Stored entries

..............................

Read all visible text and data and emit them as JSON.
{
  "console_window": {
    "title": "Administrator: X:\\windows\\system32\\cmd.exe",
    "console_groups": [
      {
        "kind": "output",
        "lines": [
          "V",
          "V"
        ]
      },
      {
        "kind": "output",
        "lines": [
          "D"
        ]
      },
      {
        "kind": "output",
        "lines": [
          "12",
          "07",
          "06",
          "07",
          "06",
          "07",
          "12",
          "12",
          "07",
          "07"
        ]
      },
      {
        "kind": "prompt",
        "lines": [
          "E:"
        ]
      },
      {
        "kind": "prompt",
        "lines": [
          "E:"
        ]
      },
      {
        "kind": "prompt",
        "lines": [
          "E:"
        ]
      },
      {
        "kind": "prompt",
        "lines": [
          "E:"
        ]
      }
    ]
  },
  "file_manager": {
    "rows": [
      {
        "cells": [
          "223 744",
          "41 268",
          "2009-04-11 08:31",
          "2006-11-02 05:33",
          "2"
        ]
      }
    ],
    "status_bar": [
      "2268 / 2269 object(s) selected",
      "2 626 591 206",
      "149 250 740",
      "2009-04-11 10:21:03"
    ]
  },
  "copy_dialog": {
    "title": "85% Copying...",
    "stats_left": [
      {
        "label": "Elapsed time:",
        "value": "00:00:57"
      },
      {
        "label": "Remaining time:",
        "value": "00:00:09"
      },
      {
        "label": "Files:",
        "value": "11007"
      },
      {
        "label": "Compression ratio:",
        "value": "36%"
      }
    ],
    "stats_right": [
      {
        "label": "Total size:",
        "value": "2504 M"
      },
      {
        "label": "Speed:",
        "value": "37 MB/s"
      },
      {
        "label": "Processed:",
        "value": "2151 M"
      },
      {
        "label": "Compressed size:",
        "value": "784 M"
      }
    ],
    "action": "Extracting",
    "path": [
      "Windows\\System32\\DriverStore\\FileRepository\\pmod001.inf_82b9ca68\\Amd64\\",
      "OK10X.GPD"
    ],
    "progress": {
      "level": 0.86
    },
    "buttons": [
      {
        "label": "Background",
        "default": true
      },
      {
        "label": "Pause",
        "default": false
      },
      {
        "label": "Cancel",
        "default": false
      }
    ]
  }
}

..............................

▶ _EXERCISE AIM_:
Find the lines above that contain the word "value" and collect them.

▶ _RESULT BELOW_:
        "value": "00:00:57"
        "value": "00:00:09"
        "value": "11007"
        "value": "36%"
        "value": "2504 M"
        "value": "37 MB/s"
        "value": "2151 M"
        "value": "784 M"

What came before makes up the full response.